### What is needed:
Quote all of the data below exactly, please.

(Raw records)
• • • • • • •
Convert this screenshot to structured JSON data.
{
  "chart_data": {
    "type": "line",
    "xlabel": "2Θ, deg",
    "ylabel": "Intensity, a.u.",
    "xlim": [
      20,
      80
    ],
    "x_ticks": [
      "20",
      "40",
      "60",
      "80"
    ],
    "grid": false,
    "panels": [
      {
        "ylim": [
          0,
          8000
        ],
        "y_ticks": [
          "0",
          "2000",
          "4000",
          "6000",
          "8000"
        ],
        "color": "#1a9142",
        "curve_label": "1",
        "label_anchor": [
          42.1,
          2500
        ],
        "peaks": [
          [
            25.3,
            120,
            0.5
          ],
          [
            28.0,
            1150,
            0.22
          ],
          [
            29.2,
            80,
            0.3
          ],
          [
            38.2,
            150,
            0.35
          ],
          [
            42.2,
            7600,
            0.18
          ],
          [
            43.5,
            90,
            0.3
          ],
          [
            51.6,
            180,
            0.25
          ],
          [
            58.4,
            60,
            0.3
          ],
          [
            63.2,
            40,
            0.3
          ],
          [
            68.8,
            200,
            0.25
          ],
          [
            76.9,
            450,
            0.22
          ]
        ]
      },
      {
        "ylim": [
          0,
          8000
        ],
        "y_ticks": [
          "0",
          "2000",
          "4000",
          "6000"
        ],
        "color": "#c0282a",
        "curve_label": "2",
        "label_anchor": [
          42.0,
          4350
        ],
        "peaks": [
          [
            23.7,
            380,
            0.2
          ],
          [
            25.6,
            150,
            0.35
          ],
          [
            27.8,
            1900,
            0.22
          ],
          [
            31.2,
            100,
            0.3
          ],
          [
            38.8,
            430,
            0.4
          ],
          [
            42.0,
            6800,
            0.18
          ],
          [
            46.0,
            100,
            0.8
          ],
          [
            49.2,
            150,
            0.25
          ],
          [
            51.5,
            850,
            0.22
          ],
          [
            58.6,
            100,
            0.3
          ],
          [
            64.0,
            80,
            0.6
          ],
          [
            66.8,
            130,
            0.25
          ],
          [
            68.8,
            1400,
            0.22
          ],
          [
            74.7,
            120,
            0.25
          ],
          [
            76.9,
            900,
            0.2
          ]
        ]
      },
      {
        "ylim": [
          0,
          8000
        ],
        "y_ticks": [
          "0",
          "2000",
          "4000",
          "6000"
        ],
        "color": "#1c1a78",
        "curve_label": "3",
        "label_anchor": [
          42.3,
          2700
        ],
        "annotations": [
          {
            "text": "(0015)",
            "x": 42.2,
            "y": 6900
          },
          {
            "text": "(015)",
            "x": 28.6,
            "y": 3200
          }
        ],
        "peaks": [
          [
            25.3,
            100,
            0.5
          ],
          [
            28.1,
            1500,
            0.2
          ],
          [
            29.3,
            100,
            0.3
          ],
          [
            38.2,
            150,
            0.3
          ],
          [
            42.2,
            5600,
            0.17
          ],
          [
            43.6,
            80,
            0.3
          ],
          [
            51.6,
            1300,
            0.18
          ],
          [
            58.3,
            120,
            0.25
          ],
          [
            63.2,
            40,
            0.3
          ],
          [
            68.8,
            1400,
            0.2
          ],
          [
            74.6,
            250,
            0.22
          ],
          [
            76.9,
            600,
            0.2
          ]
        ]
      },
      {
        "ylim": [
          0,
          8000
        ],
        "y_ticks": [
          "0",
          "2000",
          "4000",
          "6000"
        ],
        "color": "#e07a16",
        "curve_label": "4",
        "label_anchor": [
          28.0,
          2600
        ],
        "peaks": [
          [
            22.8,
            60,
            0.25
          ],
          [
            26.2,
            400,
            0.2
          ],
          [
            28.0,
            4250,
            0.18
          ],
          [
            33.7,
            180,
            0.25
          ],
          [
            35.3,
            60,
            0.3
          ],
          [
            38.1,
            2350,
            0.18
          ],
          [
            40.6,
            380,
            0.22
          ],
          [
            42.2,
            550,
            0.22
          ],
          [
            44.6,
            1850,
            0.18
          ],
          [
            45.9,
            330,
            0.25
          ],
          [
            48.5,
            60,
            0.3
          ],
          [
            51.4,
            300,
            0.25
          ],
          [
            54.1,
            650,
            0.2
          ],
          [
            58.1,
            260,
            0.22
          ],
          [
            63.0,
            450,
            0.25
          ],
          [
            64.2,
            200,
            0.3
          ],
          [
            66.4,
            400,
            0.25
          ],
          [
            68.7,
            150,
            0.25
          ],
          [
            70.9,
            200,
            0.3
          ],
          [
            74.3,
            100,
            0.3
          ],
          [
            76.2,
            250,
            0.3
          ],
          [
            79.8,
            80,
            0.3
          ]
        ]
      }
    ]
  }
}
• • • • • • •
### Response:
Convert this screenshot to structured JSON data.
{
  "chart_data": {
    "type": "line",
    "xlabel": "2Θ, deg",
    "ylabel": "Intensity, a.u.",
    "xlim": [
      20,
      80
    ],
    "x_ticks": [
      "20",
      "40",
      "60",
      "80"
    ],
    "grid": false,
    "panels": [
      {
        "ylim": [
          0,
          8000
        ],
        "y_ticks": [
          "0",
          "2000",
          "4000",
          "6000",
          "8000"
        ],
        "color": "#1a9142",
        "curve_label": "1",
        "label_anchor": [
          42.1,
          2500
        ],
        "peaks": [
          [
            25.3,
            120,
            0.5
          ],
          [
            28.0,
            1150,
            0.22
          ],
          [
            29.2,
            80,
            0.3
          ],
          [
            38.2,
            150,
            0.35
          ],
          [
            42.2,
            7600,
            0.18
          ],
          [
            43.5,
            90,
            0.3
          ],
          [
            51.6,
            180,
            0.25
          ],
          [
            58.4,
            60,
            0.3
          ],
          [
            63.2,
            40,
            0.3
          ],
          [
            68.8,
            200,
            0.25
          ],
          [
            76.9,
            450,
            0.22
          ]
        ]
      },
      {
        "ylim": [
          0,
          8000
        ],
        "y_ticks": [
          "0",
          "2000",
          "4000",
          "6000"
        ],
        "color": "#c0282a",
        "curve_label": "2",
        "label_anchor": [
          42.0,
          4350
        ],
        "peaks": [
          [
            23.7,
            380,
            0.2
          ],
          [
            25.6,
            150,
            0.35
          ],
          [
            27.8,
            1900,
            0.22
          ],
          [
            31.2,
            100,
            0.3
          ],
          [
            38.8,
            430,
            0.4
          ],
          [
            42.0,
            6800,
            0.18
          ],
          [
            46.0,
            100,
            0.8
          ],
          [
            49.2,
            150,
            0.25
          ],
          [
            51.5,
            850,
            0.22
          ],
          [
            58.6,
            100,
            0.3
          ],
          [
            64.0,
            80,
            0.6
          ],
          [
            66.8,
            130,
            0.25
          ],
          [
            68.8,
            1400,
            0.22
          ],
          [
            74.7,
            120,
            0.25
          ],
          [
            76.9,
            900,
            0.2
          ]
        ]
      },
      {
        "ylim": [
          0,
          8000
        ],
        "y_ticks": [
          "0",
          "2000",
          "4000",
          "6000"
        ],
        "color": "#1c1a78",
        "curve_label": "3",
        "label_anchor": [
          42.3,
          2700
        ],
        "annotations": [
          {
            "text": "(0015)",
            "x": 42.2,
            "y": 6900
          },
          {
            "text": "(015)",
            "x": 28.6,
            "y": 3200
          }
        ],
        "peaks": [
          [
            25.3,
            100,
            0.5
          ],
          [
            28.1,
            1500,
            0.2
          ],
          [
            29.3,
            100,
            0.3
          ],
          [
            38.2,
            150,
            0.3
          ],
          [
            42.2,
            5600,
            0.17
          ],
          [
            43.6,
            80,
            0.3
          ],
          [
            51.6,
            1300,
            0.18
          ],
          [
            58.3,
            120,
            0.25
          ],
          [
            63.2,
            40,
            0.3
          ],
          [
            68.8,
            1400,
            0.2
          ],
          [
            74.6,
            250,
            0.22
          ],
          [
            76.9,
            600,
            0.2
          ]
        ]
      },
      {
        "ylim": [
          0,
          8000
        ],
        "y_ticks": [
          "0",
          "2000",
          "4000",
          "6000"
        ],
        "color": "#e07a16",
        "curve_label": "4",
        "label_anchor": [
          28.0,
          2600
        ],
        "peaks": [
          [
            22.8,
            60,
            0.25
          ],
          [
            26.2,
            400,
            0.2
          ],
          [
            28.0,
            4250,
            0.18
          ],
          [
            33.7,
            180,
            0.25
          ],
          [
            35.3,
            60,
            0.3
          ],
          [
            38.1,
            2350,
            0.18
          ],
          [
            40.6,
            380,
            0.22
          ],
          [
            42.2,
            550,
            0.22
          ],
          [
            44.6,
            1850,
            0.18
          ],
          [
            45.9,
            330,
            0.25
          ],
          [
            48.5,
            60,
            0.3
          ],
          [
            51.4,
            300,
            0.25
          ],
          [
            54.1,
            650,
            0.2
          ],
          [
            58.1,
            260,
            0.22
          ],
          [
            63.0,
            450,
            0.25
          ],
          [
            64.2,
            200,
            0.3
          ],
          [
            66.4,
            400,
            0.25
          ],
          [
            68.7,
            150,
            0.25
          ],
          [
            70.9,
            200,
            0.3
          ],
          [
            74.3,
            100,
            0.3
          ],
          [
            76.2,
            250,
            0.3
          ],
          [
            79.8,
            80,
            0.3
          ]
        ]
      }
    ]
  }
}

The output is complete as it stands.